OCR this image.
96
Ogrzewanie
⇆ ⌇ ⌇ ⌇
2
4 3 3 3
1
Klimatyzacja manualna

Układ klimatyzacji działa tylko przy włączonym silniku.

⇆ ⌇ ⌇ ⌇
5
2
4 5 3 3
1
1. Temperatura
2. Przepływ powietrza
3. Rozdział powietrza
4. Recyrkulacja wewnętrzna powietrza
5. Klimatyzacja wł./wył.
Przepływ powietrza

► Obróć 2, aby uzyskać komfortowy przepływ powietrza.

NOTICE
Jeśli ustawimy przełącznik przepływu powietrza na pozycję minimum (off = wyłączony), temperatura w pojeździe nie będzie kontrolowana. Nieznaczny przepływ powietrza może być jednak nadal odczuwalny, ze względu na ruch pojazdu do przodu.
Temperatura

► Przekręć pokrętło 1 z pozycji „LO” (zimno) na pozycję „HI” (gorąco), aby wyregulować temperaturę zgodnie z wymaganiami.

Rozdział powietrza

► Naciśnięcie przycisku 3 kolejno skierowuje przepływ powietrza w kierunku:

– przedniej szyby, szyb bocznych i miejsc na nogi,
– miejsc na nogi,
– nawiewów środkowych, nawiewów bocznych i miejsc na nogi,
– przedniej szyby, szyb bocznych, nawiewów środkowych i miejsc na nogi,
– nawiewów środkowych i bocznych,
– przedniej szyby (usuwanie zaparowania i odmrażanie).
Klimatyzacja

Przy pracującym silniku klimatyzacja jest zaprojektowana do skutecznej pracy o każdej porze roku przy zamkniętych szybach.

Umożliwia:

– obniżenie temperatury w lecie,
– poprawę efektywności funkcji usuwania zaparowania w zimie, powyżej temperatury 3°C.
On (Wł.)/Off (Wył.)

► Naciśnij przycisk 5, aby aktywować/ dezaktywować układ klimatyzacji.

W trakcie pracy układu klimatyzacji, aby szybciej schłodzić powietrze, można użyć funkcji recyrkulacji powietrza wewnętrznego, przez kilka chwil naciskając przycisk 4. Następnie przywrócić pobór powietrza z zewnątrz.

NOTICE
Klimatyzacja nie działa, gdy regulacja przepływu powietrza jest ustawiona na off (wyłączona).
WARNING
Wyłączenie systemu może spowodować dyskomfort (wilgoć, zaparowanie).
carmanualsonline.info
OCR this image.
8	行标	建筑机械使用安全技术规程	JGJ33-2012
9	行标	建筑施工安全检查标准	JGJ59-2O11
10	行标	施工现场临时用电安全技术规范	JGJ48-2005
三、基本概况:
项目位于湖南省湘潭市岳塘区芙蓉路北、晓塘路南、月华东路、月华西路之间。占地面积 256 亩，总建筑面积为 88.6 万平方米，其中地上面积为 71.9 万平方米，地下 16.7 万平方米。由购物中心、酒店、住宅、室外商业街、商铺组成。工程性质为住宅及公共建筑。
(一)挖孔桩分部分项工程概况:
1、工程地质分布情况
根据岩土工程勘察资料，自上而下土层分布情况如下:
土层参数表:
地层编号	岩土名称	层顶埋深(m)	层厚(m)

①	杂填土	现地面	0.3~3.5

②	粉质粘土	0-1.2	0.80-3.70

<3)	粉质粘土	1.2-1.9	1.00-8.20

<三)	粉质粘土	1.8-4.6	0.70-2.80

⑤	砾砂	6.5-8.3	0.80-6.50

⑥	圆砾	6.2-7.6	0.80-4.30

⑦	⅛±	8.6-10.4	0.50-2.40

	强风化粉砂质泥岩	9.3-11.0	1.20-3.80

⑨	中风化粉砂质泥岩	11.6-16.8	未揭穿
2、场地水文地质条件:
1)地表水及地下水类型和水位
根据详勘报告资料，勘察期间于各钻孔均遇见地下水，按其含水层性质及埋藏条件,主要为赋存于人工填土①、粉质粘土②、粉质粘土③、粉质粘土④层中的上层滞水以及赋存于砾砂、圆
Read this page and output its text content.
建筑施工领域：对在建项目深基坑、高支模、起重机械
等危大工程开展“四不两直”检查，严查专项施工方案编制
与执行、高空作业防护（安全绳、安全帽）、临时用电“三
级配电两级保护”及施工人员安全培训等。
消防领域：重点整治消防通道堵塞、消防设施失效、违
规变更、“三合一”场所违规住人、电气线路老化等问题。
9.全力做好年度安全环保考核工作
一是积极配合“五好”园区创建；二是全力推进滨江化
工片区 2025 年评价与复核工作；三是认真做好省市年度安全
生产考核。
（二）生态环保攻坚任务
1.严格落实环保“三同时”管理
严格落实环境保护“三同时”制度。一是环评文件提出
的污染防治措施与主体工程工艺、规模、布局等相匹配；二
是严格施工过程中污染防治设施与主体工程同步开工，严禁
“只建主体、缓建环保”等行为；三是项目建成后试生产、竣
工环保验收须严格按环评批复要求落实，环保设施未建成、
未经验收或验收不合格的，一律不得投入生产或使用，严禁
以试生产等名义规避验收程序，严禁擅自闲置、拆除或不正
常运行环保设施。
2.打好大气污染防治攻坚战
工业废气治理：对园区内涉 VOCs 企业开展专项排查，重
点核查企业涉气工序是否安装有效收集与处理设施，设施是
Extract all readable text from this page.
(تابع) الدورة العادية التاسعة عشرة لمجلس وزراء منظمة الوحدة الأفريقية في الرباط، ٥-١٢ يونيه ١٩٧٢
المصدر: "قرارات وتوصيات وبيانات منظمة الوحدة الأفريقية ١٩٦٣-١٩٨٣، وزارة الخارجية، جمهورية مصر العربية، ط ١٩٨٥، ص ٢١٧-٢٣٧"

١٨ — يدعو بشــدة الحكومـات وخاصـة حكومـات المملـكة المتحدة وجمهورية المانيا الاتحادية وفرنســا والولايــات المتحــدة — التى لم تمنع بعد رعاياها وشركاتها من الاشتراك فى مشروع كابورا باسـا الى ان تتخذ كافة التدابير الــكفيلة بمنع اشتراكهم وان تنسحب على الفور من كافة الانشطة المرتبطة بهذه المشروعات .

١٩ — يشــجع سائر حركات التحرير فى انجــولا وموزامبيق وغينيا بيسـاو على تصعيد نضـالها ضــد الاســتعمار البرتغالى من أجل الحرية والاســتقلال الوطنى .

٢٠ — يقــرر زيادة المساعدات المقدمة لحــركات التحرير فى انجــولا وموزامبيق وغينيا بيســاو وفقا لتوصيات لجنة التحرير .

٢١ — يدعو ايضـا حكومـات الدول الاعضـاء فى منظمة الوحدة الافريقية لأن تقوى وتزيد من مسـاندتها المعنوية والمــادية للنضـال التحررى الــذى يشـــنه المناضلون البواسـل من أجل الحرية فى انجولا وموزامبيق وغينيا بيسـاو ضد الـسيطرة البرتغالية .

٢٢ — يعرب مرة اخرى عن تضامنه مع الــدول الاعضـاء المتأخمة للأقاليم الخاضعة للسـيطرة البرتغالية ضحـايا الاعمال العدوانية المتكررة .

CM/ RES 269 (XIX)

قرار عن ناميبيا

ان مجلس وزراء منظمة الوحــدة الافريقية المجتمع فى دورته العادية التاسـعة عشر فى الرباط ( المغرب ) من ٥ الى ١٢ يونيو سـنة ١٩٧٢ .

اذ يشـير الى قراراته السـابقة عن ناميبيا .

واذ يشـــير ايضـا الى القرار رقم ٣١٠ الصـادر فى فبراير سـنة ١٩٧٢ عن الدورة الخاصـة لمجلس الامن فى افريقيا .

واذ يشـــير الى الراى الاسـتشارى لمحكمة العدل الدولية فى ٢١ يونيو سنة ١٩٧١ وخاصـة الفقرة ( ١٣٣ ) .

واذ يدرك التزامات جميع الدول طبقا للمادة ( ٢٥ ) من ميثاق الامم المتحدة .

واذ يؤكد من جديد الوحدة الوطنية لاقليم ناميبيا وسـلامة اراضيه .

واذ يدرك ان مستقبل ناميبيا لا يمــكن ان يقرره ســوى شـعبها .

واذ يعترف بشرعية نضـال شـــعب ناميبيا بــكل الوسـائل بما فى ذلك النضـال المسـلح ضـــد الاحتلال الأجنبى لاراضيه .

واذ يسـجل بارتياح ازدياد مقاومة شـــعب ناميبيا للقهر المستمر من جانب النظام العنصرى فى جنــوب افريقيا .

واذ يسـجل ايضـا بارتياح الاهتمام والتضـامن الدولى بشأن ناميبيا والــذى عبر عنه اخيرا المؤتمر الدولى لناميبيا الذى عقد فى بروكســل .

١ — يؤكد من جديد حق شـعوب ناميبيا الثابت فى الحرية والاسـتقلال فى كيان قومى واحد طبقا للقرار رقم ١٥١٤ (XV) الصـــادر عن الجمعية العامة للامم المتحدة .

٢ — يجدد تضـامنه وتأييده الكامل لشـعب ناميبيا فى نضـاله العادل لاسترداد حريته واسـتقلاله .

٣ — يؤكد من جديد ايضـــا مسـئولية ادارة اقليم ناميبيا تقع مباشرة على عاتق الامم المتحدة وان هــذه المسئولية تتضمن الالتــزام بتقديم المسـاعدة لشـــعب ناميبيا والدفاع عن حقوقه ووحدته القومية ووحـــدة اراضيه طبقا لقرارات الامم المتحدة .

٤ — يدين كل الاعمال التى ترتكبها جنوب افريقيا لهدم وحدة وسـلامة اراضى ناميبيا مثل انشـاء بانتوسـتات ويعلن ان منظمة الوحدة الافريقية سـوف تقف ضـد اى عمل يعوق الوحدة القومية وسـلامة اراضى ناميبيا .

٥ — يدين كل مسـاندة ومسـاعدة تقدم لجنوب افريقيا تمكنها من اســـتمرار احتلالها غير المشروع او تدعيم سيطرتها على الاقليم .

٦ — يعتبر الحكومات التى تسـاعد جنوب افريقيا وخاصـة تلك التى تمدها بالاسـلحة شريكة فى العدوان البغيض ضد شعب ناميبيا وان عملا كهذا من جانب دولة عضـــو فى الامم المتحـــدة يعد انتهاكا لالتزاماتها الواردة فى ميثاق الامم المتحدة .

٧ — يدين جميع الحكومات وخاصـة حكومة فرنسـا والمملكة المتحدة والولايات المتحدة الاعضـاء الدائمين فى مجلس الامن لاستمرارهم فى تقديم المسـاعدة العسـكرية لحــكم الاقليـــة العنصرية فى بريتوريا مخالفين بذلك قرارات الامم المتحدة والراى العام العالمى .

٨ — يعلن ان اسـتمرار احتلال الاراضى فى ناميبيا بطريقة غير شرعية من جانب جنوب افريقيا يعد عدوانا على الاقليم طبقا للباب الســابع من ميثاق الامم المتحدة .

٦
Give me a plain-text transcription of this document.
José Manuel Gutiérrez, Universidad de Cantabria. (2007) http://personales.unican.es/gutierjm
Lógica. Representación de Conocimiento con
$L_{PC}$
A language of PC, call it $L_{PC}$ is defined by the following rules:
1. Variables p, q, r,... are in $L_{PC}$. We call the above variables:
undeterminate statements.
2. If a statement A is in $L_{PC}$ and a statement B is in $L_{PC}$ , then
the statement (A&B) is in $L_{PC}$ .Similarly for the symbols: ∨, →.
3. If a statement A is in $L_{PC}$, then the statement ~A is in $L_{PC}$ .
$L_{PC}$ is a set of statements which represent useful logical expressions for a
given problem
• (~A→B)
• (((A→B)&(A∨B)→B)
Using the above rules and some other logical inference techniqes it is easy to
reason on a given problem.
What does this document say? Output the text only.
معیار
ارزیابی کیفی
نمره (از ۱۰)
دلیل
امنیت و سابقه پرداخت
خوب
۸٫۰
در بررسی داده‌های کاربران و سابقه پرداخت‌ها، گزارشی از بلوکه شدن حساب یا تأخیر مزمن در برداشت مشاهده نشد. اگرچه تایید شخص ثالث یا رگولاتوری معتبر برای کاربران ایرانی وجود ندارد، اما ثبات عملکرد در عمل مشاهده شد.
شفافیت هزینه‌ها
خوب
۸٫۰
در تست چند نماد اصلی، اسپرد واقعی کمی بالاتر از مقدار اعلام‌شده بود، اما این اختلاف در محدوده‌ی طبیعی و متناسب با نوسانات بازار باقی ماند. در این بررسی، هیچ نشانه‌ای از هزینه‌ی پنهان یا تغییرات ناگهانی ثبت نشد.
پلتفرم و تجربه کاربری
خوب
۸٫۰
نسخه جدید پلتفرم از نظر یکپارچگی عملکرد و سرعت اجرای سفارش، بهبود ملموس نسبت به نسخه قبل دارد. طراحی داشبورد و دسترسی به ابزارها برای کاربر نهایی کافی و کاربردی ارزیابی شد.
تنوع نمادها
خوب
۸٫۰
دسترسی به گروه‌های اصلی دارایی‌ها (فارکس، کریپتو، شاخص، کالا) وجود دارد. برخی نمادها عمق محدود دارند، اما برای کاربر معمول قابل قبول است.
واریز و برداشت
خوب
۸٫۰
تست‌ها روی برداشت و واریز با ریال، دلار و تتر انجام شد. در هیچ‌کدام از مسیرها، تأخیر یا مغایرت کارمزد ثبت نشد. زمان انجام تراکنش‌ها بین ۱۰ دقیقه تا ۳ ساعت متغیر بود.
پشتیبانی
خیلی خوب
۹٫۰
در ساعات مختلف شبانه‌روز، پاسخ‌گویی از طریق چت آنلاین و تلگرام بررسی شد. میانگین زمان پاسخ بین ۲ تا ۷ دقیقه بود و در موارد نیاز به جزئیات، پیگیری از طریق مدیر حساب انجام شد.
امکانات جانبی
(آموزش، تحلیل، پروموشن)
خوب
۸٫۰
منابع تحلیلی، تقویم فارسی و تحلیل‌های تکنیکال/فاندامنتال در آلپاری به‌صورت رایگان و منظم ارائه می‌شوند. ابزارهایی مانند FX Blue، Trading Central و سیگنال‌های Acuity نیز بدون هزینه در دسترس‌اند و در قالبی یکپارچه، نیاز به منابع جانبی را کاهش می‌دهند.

Aim >> Pull out each line containing the word "المسـاعدة" and copy it.

Output for this exercise >>
٣ — يؤكد من جديد ايضـــا مسـئولية ادارة اقليم ناميبيا تقع مباشرة على عاتق الامم المتحدة وان هــذه المسئولية تتضمن الالتــزام بتقديم المسـاعدة لشـــعب ناميبيا والدفاع عن حقوقه ووحدته القومية ووحـــدة اراضيه طبقا لقرارات الامم المتحدة .
٧ — يدين جميع الحكومات وخاصـة حكومة فرنسـا والمملكة المتحدة والولايات المتحدة الاعضـاء الدائمين فى مجلس الامن لاستمرارهم فى تقديم المسـاعدة العسـكرية لحــكم الاقليـــة العنصرية فى بريتوريا مخالفين بذلك قرارات الامم المتحدة والراى العام العالمى .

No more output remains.